+++ RECORDS FOR PROCESSING +++

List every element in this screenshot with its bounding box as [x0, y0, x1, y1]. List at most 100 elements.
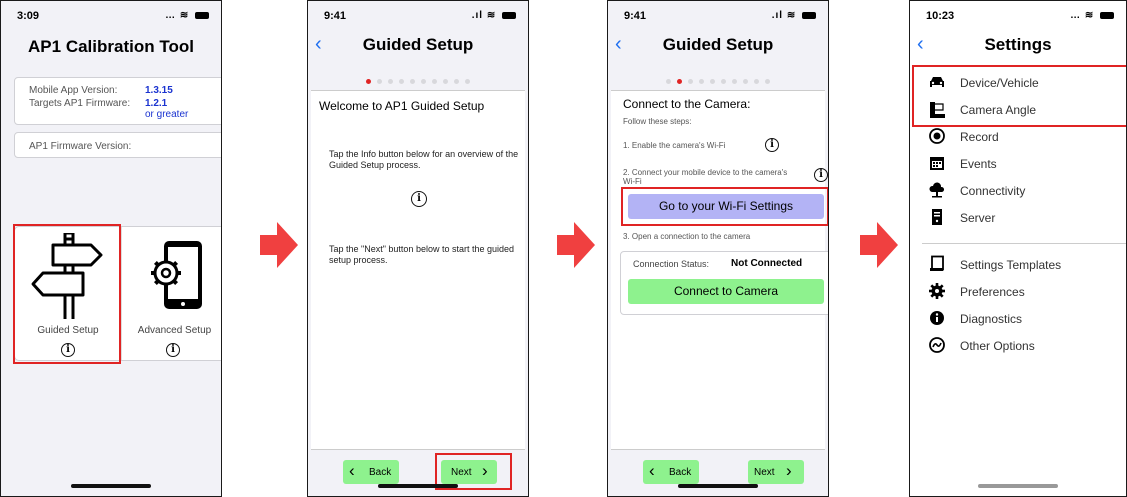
- next-step-arrow: [860, 222, 898, 268]
- next-button-label: Next: [754, 467, 775, 478]
- menu-label: Server: [960, 211, 996, 225]
- home-indicator: [378, 484, 458, 488]
- step-dot: [443, 79, 448, 84]
- status-bar: 9:41 .ıl ≋: [308, 10, 528, 24]
- page-title: Guided Setup: [662, 35, 774, 54]
- signal-wifi-battery-icon: .ıl ≋: [472, 10, 516, 21]
- server-icon: [928, 208, 946, 226]
- version-info-box: Mobile App Version: 1.3.15 Targets AP1 F…: [14, 77, 221, 125]
- next-step-arrow: [260, 222, 298, 268]
- info-instructions: Tap the Info button below for an overvie…: [329, 149, 519, 170]
- status-time: 10:23: [926, 10, 955, 22]
- next-instructions: Tap the "Next" button below to start the…: [329, 244, 515, 265]
- app-version-row: Mobile App Version: 1.3.15: [15, 85, 221, 98]
- step-dot: [765, 79, 770, 84]
- status-bar: 3:09 … ≋: [1, 10, 221, 24]
- back-button[interactable]: ‹ Back: [343, 460, 399, 484]
- step3-text: 3. Open a connection to the camera: [623, 232, 751, 241]
- template-icon: [928, 255, 946, 273]
- page-title: Settings: [984, 35, 1052, 54]
- target-firmware-suffix: or greater: [145, 109, 189, 120]
- step-dot: [377, 79, 382, 84]
- connect-camera-button[interactable]: Connect to Camera: [628, 279, 824, 304]
- cloud-icon: [928, 181, 946, 199]
- phone-gear-icon: [151, 241, 202, 309]
- record-icon: [928, 127, 946, 145]
- back-button-label: Back: [369, 467, 392, 478]
- step-dot: [454, 79, 459, 84]
- status-time: 9:41: [324, 10, 347, 22]
- step-dot: [688, 79, 693, 84]
- step-dot: [721, 79, 726, 84]
- connection-status-label: Connection Status:: [633, 259, 710, 269]
- wifi-battery-icon: … ≋: [1070, 10, 1114, 21]
- step-dot: [465, 79, 470, 84]
- menu-label: Other Options: [960, 339, 1035, 353]
- step-dot: [666, 79, 671, 84]
- next-button[interactable]: Next ›: [748, 460, 804, 484]
- menu-divider: [922, 243, 1126, 244]
- menu-label: Diagnostics: [960, 312, 1023, 326]
- overview-info-icon[interactable]: i: [411, 191, 427, 207]
- status-time: 9:41: [624, 10, 647, 22]
- highlight-guided-setup: [13, 224, 121, 364]
- back-button[interactable]: ‹ Back: [643, 460, 699, 484]
- firmware-version-label: AP1 Firmware Version:: [29, 141, 132, 152]
- menu-label: Connectivity: [960, 184, 1026, 198]
- advanced-setup-info-icon[interactable]: i: [166, 343, 180, 357]
- back-button-label: Back: [669, 467, 692, 478]
- chevron-right-icon: ›: [786, 461, 792, 480]
- bottom-nav-bar: ‹ Back Next ›: [608, 453, 828, 496]
- page-title: Guided Setup: [362, 35, 474, 54]
- advanced-setup-option[interactable]: Advanced Setup i: [121, 227, 221, 362]
- step1-info-icon[interactable]: i: [765, 138, 779, 152]
- step1-text: 1. Enable the camera's Wi-Fi: [623, 141, 726, 150]
- step2-info-icon[interactable]: i: [814, 168, 828, 182]
- status-bar: 9:41 .ıl ≋: [608, 10, 828, 24]
- screen-settings: 10:23 … ≋ ‹ Settings Device/Vehicle Came…: [909, 0, 1127, 497]
- step-indicator: [608, 71, 828, 89]
- content-panel: Welcome to AP1 Guided Setup Tap the Info…: [311, 90, 525, 450]
- menu-label: Events: [960, 157, 997, 171]
- screen-guided-setup-welcome: 9:41 .ıl ≋ ‹ Guided Setup Welcome to AP1…: [307, 0, 529, 497]
- app-version-value: 1.3.15: [145, 85, 173, 96]
- step-dot: [432, 79, 437, 84]
- step-dot: [388, 79, 393, 84]
- step-dot: [399, 79, 404, 84]
- screen-calibration-tool: 3:09 … ≋ AP1 Calibration Tool Mobile App…: [0, 0, 222, 497]
- target-firmware-label: Targets AP1 Firmware:: [29, 98, 131, 109]
- welcome-heading: Welcome to AP1 Guided Setup: [319, 99, 485, 113]
- status-bar: 10:23 … ≋: [910, 10, 1126, 24]
- step-dot: [743, 79, 748, 84]
- highlight-device-camera: [912, 65, 1126, 127]
- gear-icon: [928, 282, 946, 300]
- home-indicator: [71, 484, 151, 488]
- follow-steps-text: Follow these steps:: [623, 117, 692, 126]
- step-dot: [677, 79, 682, 84]
- advanced-setup-label: Advanced Setup: [137, 325, 212, 336]
- step-dot: [754, 79, 759, 84]
- target-firmware-value: 1.2.1: [145, 98, 168, 109]
- wifi-battery-icon: … ≋: [165, 10, 209, 21]
- step-dot: [366, 79, 371, 84]
- step-dot: [732, 79, 737, 84]
- connection-status-value: Not Connected: [731, 258, 803, 269]
- status-time: 3:09: [17, 10, 40, 22]
- menu-label: Record: [960, 130, 999, 144]
- next-step-arrow: [557, 222, 595, 268]
- step-dot: [421, 79, 426, 84]
- connect-heading: Connect to the Camera:: [623, 97, 751, 111]
- step-dot: [410, 79, 415, 84]
- step-dot: [699, 79, 704, 84]
- menu-label: Settings Templates: [960, 258, 1062, 272]
- menu-label: Preferences: [960, 285, 1025, 299]
- info-icon: [928, 309, 946, 327]
- page-title: AP1 Calibration Tool: [28, 37, 194, 56]
- chevron-left-icon: ‹: [349, 461, 355, 480]
- home-indicator: [678, 484, 758, 488]
- step-indicator: [308, 71, 528, 89]
- calendar-icon: [928, 154, 946, 172]
- firmware-version-box: AP1 Firmware Version:: [14, 132, 221, 158]
- screen-guided-setup-camera: 9:41 .ıl ≋ ‹ Guided Setup Connect to the…: [607, 0, 829, 497]
- options-icon: [928, 336, 946, 354]
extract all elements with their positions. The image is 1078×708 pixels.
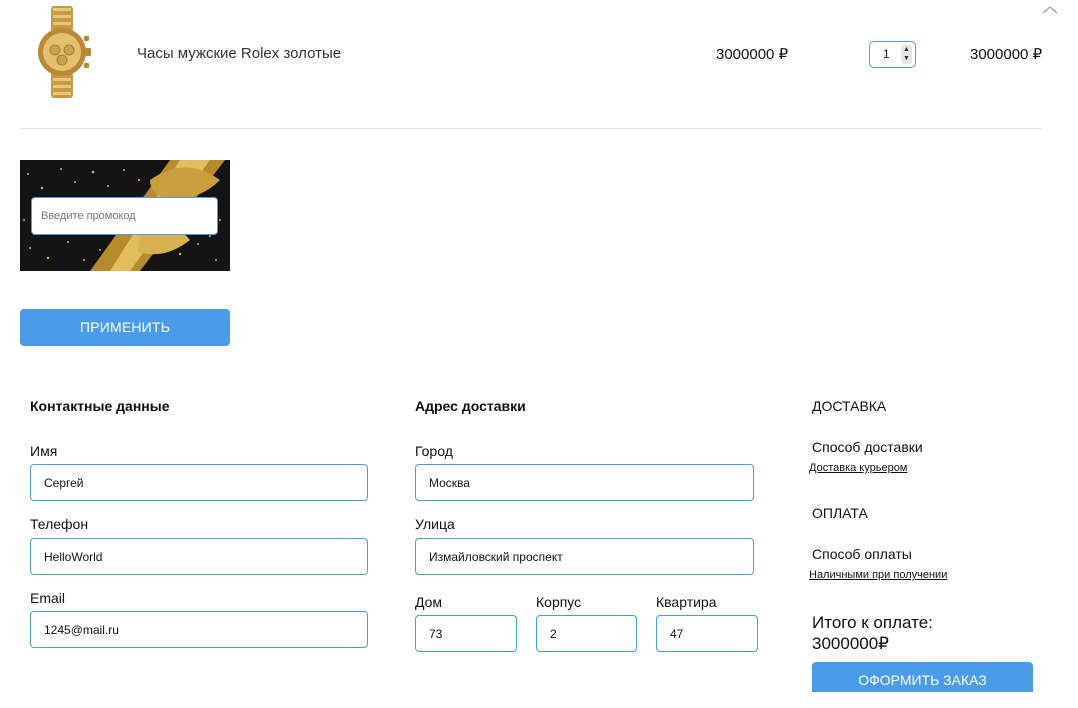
promo-code-input[interactable]	[31, 197, 218, 235]
building-value[interactable]: 2	[550, 627, 557, 641]
quantity-spin-icon[interactable]: ▲ ▼	[901, 45, 912, 64]
chevron-up-icon[interactable]	[1040, 4, 1060, 16]
place-order-button[interactable]: ОФОРМИТЬ ЗАКАЗ	[812, 662, 1033, 692]
city-label: Город	[415, 443, 453, 459]
quantity-stepper[interactable]: 1 ▲ ▼	[869, 41, 916, 68]
house-field[interactable]: 73	[415, 615, 517, 652]
contact-section-title: Контактные данные	[30, 398, 170, 414]
email-field[interactable]: 1245@mail.ru	[30, 611, 368, 648]
email-label: Email	[30, 590, 66, 606]
house-label: Дом	[415, 594, 443, 610]
name-value[interactable]: Сергей	[44, 476, 84, 490]
city-value[interactable]: Москва	[429, 476, 470, 490]
phone-value[interactable]: HelloWorld	[44, 550, 102, 564]
delivery-method-link[interactable]: Доставка курьером	[809, 462, 907, 474]
payment-method-label: Способ оплаты	[812, 546, 912, 562]
street-value[interactable]: Измайловский проспект	[429, 550, 563, 564]
payment-title: ОПЛАТА	[812, 505, 868, 521]
order-total-value: 3000000₽	[812, 634, 889, 653]
order-total: Итого к оплате: 3000000₽	[812, 612, 933, 654]
house-value[interactable]: 73	[429, 627, 442, 641]
divider	[20, 128, 1042, 129]
building-field[interactable]: 2	[536, 615, 637, 652]
street-field[interactable]: Измайловский проспект	[415, 538, 754, 575]
phone-field[interactable]: HelloWorld	[30, 538, 368, 575]
street-label: Улица	[415, 516, 455, 532]
apartment-field[interactable]: 47	[656, 615, 758, 652]
delivery-method-label: Способ доставки	[812, 439, 923, 455]
apartment-value[interactable]: 47	[670, 627, 683, 641]
order-total-label: Итого к оплате:	[812, 613, 933, 632]
name-label: Имя	[30, 443, 58, 459]
apply-promo-button[interactable]: ПРИМЕНИТЬ	[20, 309, 230, 346]
product-total: 3000000 ₽	[970, 46, 1043, 63]
building-label: Корпус	[536, 594, 582, 610]
email-value[interactable]: 1245@mail.ru	[44, 623, 119, 637]
product-image	[26, 6, 98, 98]
payment-method-link[interactable]: Наличными при получении	[809, 569, 947, 581]
city-field[interactable]: Москва	[415, 464, 754, 501]
product-price: 3000000 ₽	[716, 46, 789, 63]
apartment-label: Квартира	[656, 594, 717, 610]
product-name[interactable]: Часы мужские Rolex золотые	[137, 45, 341, 62]
address-section-title: Адрес доставки	[415, 398, 526, 414]
phone-label: Телефон	[30, 516, 89, 532]
name-field[interactable]: Сергей	[30, 464, 368, 501]
quantity-value[interactable]: 1	[883, 47, 890, 61]
delivery-title: ДОСТАВКА	[812, 398, 887, 414]
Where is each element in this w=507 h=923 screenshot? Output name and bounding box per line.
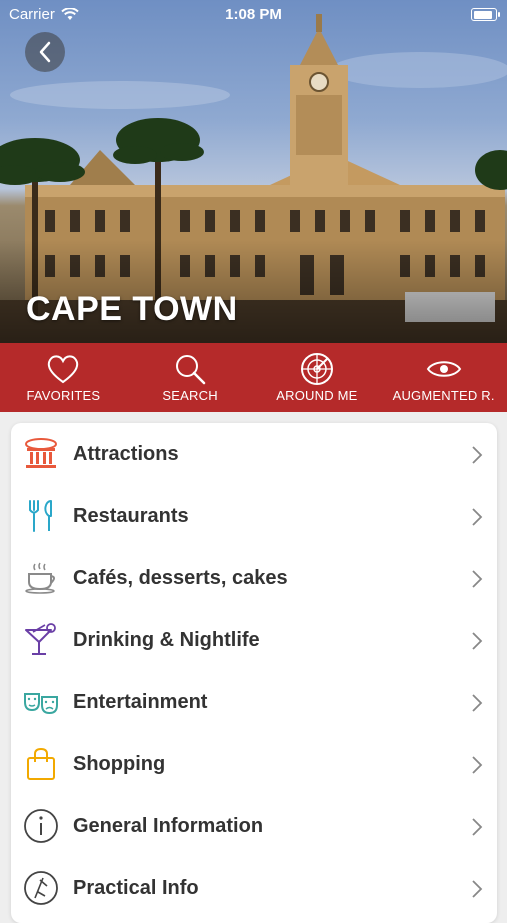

+++

● **TASK PROMPT**:
Could you recast the lines above as a numbered list, starting with the line containing "197, 218, 235]" and ending with the line containing "611, 368, 648]", both included and with any blank lines dropped?

● **SOLUTION TO THE EXERCISE**:
1. promo-code-input[interactable]	[31, 197, 218, 235]
2. building-value[interactable]: 2	[550, 627, 557, 641]
3. quantity-spin-icon[interactable]: ▲ ▼	[901, 45, 912, 64]
4. chevron-up-icon[interactable]	[1040, 4, 1060, 16]
5. place-order-button[interactable]: ОФОРМИТЬ ЗАКАЗ	[812, 662, 1033, 692]
6. city-label: Город	[415, 443, 453, 459]
7. quantity-stepper[interactable]: 1 ▲ ▼	[869, 41, 916, 68]
8. house-field[interactable]: 73	[415, 615, 517, 652]
9. contact-section-title: Контактные данные	[30, 398, 170, 414]
10. email-field[interactable]: 1245@mail.ru	[30, 611, 368, 648]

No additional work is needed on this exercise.